-------- DATA FOR THIS EXERCISE --------
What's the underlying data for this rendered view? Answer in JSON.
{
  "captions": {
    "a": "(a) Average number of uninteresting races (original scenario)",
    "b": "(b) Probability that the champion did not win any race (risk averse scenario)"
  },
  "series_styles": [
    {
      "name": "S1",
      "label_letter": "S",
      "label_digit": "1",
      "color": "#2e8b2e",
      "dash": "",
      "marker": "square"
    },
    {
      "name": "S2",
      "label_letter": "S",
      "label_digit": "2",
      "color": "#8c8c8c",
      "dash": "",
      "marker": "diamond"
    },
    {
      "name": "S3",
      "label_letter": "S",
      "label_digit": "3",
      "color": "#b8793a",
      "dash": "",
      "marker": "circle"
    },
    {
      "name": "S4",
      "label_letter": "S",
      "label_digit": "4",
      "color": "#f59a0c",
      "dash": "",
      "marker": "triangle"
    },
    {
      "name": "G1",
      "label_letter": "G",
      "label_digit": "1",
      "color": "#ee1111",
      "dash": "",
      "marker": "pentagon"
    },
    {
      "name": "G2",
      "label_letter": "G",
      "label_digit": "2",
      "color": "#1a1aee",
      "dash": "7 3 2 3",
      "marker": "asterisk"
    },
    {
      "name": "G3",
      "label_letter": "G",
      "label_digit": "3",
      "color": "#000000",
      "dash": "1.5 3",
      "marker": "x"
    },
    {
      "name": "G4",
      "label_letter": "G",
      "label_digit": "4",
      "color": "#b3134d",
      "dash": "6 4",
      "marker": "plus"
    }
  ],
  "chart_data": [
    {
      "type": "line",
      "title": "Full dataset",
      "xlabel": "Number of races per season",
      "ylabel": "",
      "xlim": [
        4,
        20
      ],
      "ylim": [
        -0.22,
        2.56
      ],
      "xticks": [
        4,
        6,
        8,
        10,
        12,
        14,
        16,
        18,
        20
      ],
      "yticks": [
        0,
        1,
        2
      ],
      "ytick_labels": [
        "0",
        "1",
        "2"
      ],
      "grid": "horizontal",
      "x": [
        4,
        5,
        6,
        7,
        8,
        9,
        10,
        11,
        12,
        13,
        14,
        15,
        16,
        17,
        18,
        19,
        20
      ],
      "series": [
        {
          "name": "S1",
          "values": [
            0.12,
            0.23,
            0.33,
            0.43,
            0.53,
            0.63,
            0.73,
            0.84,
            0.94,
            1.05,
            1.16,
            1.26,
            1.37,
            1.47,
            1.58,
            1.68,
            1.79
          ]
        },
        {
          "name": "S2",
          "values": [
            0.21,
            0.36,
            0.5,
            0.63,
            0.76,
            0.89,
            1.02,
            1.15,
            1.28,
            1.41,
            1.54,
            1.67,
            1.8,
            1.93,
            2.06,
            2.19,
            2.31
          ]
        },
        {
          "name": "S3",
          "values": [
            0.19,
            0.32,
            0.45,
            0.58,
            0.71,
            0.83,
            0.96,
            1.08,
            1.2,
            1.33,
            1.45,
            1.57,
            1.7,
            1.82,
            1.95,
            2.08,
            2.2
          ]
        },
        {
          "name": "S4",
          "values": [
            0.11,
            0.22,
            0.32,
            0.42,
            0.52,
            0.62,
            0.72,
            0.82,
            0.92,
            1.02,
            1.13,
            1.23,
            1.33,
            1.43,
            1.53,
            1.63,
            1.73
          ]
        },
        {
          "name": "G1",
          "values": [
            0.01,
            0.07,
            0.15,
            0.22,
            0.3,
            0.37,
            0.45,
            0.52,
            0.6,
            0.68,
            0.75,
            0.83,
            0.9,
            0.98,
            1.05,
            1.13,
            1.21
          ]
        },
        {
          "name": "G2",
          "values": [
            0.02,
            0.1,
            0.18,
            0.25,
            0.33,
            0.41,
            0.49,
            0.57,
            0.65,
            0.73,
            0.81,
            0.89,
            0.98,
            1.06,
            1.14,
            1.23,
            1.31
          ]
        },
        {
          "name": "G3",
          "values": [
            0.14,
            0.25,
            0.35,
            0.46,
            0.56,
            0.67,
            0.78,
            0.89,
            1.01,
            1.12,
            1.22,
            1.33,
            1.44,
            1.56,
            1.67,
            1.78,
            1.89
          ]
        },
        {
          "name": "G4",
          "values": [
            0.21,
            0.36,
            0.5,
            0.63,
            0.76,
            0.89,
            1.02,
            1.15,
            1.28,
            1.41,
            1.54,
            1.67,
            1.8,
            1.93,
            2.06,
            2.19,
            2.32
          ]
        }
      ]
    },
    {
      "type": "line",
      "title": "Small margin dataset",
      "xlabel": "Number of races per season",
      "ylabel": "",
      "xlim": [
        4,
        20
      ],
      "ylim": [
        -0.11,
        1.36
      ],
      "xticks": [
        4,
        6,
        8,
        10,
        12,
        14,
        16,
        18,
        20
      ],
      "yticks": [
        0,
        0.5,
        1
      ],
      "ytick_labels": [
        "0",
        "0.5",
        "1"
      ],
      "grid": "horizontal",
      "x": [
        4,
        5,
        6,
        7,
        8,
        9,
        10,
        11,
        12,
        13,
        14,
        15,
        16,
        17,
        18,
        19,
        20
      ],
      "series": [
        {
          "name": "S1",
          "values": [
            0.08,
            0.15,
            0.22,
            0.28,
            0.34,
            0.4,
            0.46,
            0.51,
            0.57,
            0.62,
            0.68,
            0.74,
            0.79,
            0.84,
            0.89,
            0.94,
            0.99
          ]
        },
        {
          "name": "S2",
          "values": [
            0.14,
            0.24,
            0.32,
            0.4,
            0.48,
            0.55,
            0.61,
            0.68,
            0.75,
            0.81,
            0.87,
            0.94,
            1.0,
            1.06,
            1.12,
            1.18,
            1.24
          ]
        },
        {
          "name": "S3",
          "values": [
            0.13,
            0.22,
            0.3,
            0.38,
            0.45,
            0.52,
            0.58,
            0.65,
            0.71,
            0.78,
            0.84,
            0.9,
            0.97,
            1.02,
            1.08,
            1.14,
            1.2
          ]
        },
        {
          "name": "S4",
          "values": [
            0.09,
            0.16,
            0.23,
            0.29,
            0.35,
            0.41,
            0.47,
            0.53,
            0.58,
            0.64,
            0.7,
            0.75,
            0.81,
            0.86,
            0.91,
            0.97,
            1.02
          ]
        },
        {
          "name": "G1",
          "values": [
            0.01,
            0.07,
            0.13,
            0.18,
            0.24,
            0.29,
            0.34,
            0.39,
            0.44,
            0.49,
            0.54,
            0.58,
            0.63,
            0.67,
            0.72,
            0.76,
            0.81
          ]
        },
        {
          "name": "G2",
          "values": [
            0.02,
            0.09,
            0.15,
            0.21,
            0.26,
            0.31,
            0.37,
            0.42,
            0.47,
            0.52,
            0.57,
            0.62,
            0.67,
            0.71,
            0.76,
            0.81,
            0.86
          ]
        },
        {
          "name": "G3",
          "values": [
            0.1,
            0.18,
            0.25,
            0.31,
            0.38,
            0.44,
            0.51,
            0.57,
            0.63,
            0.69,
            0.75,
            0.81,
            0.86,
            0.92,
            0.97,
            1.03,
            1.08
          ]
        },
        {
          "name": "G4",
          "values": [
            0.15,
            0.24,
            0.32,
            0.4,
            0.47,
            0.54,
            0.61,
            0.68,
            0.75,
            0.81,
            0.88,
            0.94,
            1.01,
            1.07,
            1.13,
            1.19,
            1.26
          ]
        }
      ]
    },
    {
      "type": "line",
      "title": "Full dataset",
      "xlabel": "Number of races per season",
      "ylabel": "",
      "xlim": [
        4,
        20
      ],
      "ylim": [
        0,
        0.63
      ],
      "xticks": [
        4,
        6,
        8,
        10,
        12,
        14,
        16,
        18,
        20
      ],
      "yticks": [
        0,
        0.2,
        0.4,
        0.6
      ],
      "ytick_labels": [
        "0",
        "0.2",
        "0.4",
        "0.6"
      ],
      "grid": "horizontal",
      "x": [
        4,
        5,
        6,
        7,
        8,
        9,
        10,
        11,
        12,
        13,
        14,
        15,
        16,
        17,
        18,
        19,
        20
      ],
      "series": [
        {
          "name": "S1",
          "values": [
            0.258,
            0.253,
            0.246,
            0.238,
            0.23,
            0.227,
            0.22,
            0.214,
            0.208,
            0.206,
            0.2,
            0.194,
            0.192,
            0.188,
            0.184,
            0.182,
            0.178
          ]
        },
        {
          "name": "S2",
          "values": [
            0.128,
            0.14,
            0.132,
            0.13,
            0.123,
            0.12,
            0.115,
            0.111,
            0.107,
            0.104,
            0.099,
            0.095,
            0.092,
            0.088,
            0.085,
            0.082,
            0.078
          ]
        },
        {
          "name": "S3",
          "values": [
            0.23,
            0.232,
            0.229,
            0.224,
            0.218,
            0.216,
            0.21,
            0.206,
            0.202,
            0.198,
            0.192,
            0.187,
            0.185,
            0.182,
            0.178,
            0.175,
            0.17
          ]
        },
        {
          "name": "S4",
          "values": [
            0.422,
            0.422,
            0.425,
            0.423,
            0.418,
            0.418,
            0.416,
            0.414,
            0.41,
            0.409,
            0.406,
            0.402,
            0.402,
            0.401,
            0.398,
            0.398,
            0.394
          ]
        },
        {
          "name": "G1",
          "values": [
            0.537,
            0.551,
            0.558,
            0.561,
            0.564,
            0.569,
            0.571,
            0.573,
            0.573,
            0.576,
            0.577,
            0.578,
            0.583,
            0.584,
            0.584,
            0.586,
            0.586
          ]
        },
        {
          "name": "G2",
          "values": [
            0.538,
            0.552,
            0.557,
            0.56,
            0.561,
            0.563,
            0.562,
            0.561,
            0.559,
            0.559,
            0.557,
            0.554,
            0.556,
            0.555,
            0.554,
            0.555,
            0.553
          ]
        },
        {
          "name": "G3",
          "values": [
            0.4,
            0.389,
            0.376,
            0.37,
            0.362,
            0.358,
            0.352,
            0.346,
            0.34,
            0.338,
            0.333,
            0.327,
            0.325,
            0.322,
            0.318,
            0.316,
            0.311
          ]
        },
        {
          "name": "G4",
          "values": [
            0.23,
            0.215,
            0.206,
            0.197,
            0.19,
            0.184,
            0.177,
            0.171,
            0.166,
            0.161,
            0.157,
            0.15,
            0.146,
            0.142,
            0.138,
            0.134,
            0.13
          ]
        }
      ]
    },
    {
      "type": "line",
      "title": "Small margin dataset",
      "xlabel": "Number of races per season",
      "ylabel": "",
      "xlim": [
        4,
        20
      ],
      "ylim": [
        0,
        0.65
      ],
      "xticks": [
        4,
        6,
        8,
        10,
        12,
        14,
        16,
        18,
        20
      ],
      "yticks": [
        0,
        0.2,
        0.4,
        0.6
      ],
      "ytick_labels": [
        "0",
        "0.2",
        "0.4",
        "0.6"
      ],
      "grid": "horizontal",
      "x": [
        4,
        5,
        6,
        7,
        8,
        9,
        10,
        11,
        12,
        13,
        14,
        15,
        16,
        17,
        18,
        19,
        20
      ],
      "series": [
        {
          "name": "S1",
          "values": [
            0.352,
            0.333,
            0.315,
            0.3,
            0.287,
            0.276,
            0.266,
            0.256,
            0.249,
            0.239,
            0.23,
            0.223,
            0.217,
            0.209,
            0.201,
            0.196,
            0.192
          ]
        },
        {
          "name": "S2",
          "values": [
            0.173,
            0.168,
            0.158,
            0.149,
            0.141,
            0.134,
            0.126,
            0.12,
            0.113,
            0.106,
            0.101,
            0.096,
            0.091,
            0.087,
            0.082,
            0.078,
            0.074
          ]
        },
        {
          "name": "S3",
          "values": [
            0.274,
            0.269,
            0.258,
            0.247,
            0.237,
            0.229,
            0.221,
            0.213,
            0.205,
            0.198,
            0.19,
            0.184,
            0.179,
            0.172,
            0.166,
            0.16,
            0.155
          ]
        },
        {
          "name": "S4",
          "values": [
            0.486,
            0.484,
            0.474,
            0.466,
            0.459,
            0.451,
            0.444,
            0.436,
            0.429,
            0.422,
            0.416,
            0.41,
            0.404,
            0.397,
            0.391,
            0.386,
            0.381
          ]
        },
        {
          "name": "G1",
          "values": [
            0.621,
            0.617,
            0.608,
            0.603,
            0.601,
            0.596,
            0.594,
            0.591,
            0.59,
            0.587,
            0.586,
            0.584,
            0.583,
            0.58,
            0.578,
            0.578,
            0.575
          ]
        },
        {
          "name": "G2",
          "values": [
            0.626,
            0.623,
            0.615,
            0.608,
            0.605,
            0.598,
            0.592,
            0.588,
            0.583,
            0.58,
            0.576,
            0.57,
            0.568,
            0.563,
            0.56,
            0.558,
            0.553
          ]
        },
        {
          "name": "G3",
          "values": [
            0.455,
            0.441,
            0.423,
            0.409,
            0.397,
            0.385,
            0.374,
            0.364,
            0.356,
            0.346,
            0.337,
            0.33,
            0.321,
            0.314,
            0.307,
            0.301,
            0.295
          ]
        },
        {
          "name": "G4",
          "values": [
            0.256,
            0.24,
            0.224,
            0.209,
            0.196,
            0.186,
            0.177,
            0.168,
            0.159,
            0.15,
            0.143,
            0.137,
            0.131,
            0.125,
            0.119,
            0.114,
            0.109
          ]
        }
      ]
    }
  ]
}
--------
## PROBLEM DESCRIPTION
Copy every line of the records above that holds the word "color".

## OUTPUT FOR THIS EXERCISE
      "color": "#2e8b2e",
      "color": "#8c8c8c",
      "color": "#b8793a",
      "color": "#f59a0c",
      "color": "#ee1111",
      "color": "#1a1aee",
      "color": "#000000",
      "color": "#b3134d",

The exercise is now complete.